■ YOUR INSTRUCTIONS ■
Output the entries word for word. Omit images.

[Collected data entries]
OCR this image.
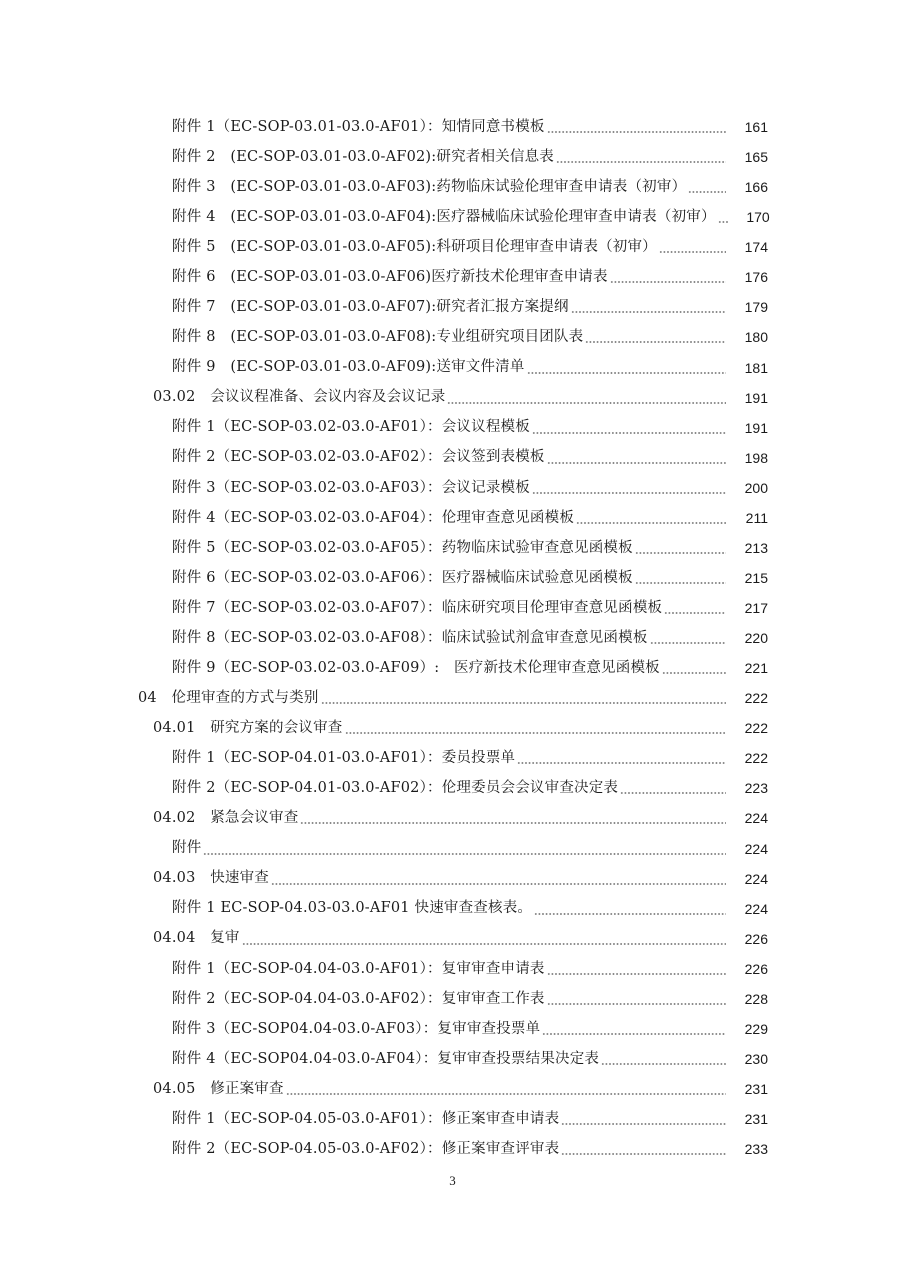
附件 1（EC-SOP-03.01-03.0-AF01）：知情同意书模板	161
附件 2　(EC-SOP-03.01-03.0-AF02):研究者相关信息表	165
附件 3　(EC-SOP-03.01-03.0-AF03):药物临床试验伦理审查申请表（初审）	166
附件 4　(EC-SOP-03.01-03.0-AF04):医疗器械临床试验伦理审查申请表（初审）	170
附件 5　(EC-SOP-03.01-03.0-AF05):科研项目伦理审查申请表（初审）	174
附件 6　(EC-SOP-03.01-03.0-AF06)医疗新技术伦理审查申请表	176
附件 7　(EC-SOP-03.01-03.0-AF07):研究者汇报方案提纲	179
附件 8　(EC-SOP-03.01-03.0-AF08):专业组研究项目团队表	180
附件 9　(EC-SOP-03.01-03.0-AF09):送审文件清单	181
03.02　会议议程准备、会议内容及会议记录	191
附件 1（EC-SOP-03.02-03.0-AF01）：会议议程模板	191
附件 2（EC-SOP-03.02-03.0-AF02）：会议签到表模板	198
附件 3（EC-SOP-03.02-03.0-AF03）：会议记录模板	200
附件 4（EC-SOP-03.02-03.0-AF04）：伦理审查意见函模板	211
附件 5（EC-SOP-03.02-03.0-AF05）：药物临床试验审查意见函模板	213
附件 6（EC-SOP-03.02-03.0-AF06）：医疗器械临床试验意见函模板	215
附件 7（EC-SOP-03.02-03.0-AF07）：临床研究项目伦理审查意见函模板	217
附件 8（EC-SOP-03.02-03.0-AF08）：临床试验试剂盒审查意见函模板	220
附件 9（EC-SOP-03.02-03.0-AF09）:　医疗新技术伦理审查意见函模板	221
04　伦理审查的方式与类别	222
04.01　研究方案的会议审查	222
附件 1（EC-SOP-04.01-03.0-AF01）：委员投票单	222
附件 2（EC-SOP-04.01-03.0-AF02）：伦理委员会会议审查决定表	223
04.02　紧急会议审查	224
附件	224
04.03　快速审查	224
附件 1 EC-SOP-04.03-03.0-AF01 快速审查查核表。	224
04.04　复审	226
附件 1（EC-SOP-04.04-03.0-AF01）：复审审查申请表	226
附件 2（EC-SOP-04.04-03.0-AF02）：复审审查工作表	228
附件 3（EC-SOP04.04-03.0-AF03）：复审审查投票单	229
附件 4（EC-SOP04.04-03.0-AF04）：复审审查投票结果决定表	230
04.05　修正案审查	231
附件 1（EC-SOP-04.05-03.0-AF01）：修正案审查申请表	231
附件 2（EC-SOP-04.05-03.0-AF02）：修正案审查评审表	233
3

■ SOLUTION ■
OCR this image.
附件 1（EC-SOP-03.01-03.0-AF01）：知情同意书模板	161
附件 2　(EC-SOP-03.01-03.0-AF02):研究者相关信息表	165
附件 3　(EC-SOP-03.01-03.0-AF03):药物临床试验伦理审查申请表（初审）	166
附件 4　(EC-SOP-03.01-03.0-AF04):医疗器械临床试验伦理审查申请表（初审）	170
附件 5　(EC-SOP-03.01-03.0-AF05):科研项目伦理审查申请表（初审）	174
附件 6　(EC-SOP-03.01-03.0-AF06)医疗新技术伦理审查申请表	176
附件 7　(EC-SOP-03.01-03.0-AF07):研究者汇报方案提纲	179
附件 8　(EC-SOP-03.01-03.0-AF08):专业组研究项目团队表	180
附件 9　(EC-SOP-03.01-03.0-AF09):送审文件清单	181
03.02　会议议程准备、会议内容及会议记录	191
附件 1（EC-SOP-03.02-03.0-AF01）：会议议程模板	191
附件 2（EC-SOP-03.02-03.0-AF02）：会议签到表模板	198
附件 3（EC-SOP-03.02-03.0-AF03）：会议记录模板	200
附件 4（EC-SOP-03.02-03.0-AF04）：伦理审查意见函模板	211
附件 5（EC-SOP-03.02-03.0-AF05）：药物临床试验审查意见函模板	213
附件 6（EC-SOP-03.02-03.0-AF06）：医疗器械临床试验意见函模板	215
附件 7（EC-SOP-03.02-03.0-AF07）：临床研究项目伦理审查意见函模板	217
附件 8（EC-SOP-03.02-03.0-AF08）：临床试验试剂盒审查意见函模板	220
附件 9（EC-SOP-03.02-03.0-AF09）:　医疗新技术伦理审查意见函模板	221
04　伦理审查的方式与类别	222
04.01　研究方案的会议审查	222
附件 1（EC-SOP-04.01-03.0-AF01）：委员投票单	222
附件 2（EC-SOP-04.01-03.0-AF02）：伦理委员会会议审查决定表	223
04.02　紧急会议审查	224
附件	224
04.03　快速审查	224
附件 1 EC-SOP-04.03-03.0-AF01 快速审查查核表。	224
04.04　复审	226
附件 1（EC-SOP-04.04-03.0-AF01）：复审审查申请表	226
附件 2（EC-SOP-04.04-03.0-AF02）：复审审查工作表	228
附件 3（EC-SOP04.04-03.0-AF03）：复审审查投票单	229
附件 4（EC-SOP04.04-03.0-AF04）：复审审查投票结果决定表	230
04.05　修正案审查	231
附件 1（EC-SOP-04.05-03.0-AF01）：修正案审查申请表	231
附件 2（EC-SOP-04.05-03.0-AF02）：修正案审查评审表	233
3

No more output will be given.